Text section:
But you can shore up the defenses of your corrosion-vulnerable products with a salt fog test — the gold standard in corrosion testing methods. If you’ve never heard of salt fog testing — or you’re wondering if it differs from salt spray testing — this article will give you a better understanding of the overall importance of corrosion testing when it comes to assessing the mettle of your metals and other materials.
What is a salt fog test?
A salt fog test is an evaluative methodology that leverages salt water — a corrosion accelerant — to determine how quickly rust develops on the testing subject. Conducted within the confines of a salt spray chamber, salt fog testing uses pressurized air to saturate metals, coatings, stone or other materials that have the potential to rust, which produces the corrosive environment that leads to oxidation. Oxidation is the chemical process that occurs when oxygen and other substances collide with one another. In this case, those other substances are sodium and chloride, the constituent elements of salt.

Bounding box annotations:
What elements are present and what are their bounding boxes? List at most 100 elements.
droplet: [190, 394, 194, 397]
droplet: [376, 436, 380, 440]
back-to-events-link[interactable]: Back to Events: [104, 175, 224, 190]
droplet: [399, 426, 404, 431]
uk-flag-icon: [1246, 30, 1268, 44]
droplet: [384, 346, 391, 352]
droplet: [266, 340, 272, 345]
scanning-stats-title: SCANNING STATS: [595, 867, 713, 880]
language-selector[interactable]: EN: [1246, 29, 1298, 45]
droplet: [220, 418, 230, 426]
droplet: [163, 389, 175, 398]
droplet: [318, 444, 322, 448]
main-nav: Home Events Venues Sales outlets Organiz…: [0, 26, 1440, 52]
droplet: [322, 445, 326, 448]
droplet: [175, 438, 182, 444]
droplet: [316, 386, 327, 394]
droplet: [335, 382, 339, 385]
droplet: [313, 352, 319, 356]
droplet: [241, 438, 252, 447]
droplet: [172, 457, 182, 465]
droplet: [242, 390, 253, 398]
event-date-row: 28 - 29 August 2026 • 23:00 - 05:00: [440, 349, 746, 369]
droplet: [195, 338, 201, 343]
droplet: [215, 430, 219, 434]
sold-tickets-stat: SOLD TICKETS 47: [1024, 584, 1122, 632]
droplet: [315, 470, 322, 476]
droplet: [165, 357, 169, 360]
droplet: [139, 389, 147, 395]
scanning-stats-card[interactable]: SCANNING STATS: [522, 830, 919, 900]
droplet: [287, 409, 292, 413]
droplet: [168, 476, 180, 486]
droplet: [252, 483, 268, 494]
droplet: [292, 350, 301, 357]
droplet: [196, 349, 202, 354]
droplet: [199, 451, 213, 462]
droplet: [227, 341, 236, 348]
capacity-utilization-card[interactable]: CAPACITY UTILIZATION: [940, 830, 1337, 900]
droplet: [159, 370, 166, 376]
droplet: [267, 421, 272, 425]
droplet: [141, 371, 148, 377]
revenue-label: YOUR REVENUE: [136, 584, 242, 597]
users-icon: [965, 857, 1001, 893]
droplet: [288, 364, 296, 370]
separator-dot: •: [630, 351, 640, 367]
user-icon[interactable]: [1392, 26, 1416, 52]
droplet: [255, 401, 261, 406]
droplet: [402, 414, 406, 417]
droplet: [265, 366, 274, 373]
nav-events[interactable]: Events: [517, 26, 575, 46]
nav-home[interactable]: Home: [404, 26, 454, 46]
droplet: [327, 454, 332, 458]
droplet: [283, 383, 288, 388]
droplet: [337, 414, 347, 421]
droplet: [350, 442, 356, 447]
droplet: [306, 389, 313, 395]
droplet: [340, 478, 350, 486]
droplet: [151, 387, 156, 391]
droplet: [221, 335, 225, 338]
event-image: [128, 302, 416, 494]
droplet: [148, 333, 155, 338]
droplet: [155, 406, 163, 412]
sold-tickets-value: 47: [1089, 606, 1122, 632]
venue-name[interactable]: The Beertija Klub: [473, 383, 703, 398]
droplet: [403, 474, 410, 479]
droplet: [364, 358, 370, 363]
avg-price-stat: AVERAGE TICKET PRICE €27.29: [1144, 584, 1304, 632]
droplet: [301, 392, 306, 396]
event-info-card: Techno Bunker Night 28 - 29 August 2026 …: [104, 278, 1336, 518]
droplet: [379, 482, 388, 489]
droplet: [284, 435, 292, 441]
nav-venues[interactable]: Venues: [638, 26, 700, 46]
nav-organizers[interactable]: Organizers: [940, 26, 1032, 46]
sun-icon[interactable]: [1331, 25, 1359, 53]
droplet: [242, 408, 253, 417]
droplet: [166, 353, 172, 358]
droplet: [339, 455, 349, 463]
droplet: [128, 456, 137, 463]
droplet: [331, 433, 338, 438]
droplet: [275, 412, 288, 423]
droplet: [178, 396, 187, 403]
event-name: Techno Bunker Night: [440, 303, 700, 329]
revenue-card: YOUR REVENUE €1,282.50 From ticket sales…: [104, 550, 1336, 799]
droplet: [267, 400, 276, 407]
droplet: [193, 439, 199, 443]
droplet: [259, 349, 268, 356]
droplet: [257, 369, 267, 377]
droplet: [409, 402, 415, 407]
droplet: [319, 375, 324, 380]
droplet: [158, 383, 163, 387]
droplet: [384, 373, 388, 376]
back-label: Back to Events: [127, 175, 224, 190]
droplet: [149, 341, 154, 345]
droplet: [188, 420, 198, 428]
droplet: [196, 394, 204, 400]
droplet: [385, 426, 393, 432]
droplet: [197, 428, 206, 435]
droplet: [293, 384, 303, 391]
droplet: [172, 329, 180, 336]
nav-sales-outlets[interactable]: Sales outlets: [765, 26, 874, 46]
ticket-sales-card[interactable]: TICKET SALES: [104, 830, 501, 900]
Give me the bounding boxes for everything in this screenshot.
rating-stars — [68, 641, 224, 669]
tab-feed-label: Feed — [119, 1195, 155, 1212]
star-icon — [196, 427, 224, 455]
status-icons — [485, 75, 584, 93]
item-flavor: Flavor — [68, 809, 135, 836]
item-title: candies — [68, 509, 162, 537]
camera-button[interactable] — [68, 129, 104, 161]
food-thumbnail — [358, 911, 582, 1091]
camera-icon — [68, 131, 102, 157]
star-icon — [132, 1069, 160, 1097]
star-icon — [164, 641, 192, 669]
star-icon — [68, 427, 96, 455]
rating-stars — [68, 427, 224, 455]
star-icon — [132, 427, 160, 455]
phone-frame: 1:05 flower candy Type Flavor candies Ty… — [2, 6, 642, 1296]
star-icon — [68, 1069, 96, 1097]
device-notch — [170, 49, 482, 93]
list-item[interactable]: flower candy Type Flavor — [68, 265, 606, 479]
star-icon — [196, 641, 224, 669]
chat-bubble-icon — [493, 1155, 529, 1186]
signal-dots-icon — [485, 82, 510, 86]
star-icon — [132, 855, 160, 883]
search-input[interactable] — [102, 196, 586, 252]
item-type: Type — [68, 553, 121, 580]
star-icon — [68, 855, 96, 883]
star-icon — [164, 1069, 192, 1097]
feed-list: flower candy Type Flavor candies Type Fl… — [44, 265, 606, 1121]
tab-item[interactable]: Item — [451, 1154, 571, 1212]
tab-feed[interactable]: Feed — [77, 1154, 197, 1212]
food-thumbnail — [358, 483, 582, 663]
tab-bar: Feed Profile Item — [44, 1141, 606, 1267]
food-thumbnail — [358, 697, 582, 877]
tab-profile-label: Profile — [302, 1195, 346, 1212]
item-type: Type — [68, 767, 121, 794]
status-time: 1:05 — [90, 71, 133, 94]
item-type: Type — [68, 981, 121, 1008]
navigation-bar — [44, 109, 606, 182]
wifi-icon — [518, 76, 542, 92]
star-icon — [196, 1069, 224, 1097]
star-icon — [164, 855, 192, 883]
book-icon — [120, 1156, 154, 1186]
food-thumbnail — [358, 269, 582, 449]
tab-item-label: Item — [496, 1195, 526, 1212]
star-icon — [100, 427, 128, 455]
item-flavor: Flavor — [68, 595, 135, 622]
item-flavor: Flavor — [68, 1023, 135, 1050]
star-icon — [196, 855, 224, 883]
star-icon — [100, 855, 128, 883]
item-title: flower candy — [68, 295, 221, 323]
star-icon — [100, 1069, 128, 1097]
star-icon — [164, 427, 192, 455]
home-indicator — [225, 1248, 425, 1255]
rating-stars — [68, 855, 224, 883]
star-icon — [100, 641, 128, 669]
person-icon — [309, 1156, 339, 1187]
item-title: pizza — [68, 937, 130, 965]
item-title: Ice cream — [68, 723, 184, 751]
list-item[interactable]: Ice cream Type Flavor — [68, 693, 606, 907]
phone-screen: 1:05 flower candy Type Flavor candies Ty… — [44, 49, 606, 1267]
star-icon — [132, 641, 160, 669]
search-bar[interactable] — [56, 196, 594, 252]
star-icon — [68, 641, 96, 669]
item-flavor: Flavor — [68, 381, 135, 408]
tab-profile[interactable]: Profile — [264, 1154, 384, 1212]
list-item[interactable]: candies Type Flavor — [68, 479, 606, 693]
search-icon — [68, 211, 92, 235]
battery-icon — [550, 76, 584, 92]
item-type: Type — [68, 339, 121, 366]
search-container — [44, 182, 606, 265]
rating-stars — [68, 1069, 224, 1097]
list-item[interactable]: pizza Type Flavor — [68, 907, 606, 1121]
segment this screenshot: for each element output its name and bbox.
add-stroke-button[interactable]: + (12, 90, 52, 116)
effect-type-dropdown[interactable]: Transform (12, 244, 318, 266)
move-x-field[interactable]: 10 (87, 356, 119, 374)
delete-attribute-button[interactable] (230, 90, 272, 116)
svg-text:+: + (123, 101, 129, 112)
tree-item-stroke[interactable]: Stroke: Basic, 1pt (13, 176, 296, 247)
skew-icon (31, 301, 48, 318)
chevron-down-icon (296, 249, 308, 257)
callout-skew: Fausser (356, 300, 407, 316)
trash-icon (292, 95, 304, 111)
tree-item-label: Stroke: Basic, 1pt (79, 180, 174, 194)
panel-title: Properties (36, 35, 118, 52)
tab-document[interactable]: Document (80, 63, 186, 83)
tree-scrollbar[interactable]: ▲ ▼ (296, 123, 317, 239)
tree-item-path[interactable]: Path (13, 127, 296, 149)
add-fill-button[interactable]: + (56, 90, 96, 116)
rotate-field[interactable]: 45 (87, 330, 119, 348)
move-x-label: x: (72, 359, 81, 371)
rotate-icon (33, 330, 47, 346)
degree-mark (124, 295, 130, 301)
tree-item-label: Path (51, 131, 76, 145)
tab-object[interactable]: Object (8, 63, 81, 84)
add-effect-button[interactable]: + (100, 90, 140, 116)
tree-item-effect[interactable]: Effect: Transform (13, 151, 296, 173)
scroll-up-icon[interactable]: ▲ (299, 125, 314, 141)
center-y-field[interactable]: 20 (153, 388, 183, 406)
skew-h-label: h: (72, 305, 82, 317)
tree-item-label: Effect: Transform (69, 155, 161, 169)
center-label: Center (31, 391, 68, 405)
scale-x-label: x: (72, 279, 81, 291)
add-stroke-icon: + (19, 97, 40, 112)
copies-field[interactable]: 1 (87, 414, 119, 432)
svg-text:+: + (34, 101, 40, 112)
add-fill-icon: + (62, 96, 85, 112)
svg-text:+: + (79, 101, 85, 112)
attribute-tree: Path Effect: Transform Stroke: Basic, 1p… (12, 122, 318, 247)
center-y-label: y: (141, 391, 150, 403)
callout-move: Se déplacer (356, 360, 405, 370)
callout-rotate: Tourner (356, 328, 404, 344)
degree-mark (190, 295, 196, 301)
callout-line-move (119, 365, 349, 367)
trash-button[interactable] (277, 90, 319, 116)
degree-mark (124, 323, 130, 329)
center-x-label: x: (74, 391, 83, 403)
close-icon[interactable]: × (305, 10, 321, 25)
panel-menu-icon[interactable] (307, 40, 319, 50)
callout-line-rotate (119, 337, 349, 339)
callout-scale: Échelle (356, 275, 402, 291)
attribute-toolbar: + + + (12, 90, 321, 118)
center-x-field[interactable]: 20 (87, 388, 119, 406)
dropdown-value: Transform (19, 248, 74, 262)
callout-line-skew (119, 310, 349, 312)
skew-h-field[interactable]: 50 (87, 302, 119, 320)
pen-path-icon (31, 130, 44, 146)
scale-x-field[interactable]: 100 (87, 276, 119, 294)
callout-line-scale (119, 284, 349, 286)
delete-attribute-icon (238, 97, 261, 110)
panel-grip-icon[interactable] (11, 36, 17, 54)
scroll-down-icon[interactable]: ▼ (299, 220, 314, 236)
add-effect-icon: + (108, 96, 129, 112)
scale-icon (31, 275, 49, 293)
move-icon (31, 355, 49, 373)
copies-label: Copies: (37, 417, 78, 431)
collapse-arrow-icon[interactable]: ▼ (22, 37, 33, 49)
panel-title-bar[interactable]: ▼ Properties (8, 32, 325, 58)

Stated problem: From the salt fog testing text above the items, copy out one passage verbatim: begin at the words "What is a salt" and end after the words "elements of salt.".

Response:
What is a salt fog test?
A salt fog test is an evaluative methodology that leverages salt water — a corrosion accelerant — to determine how quickly rust develops on the testing subject. Conducted within the confines of a salt spray chamber, salt fog testing uses pressurized air to saturate metals, coatings, stone or other materials that have the potential to rust, which produces the corrosive environment that leads to oxidation. Oxidation is the chemical process that occurs when oxygen and other substances collide with one another. In this case, those other substances are sodium and chloride, the constituent elements of salt.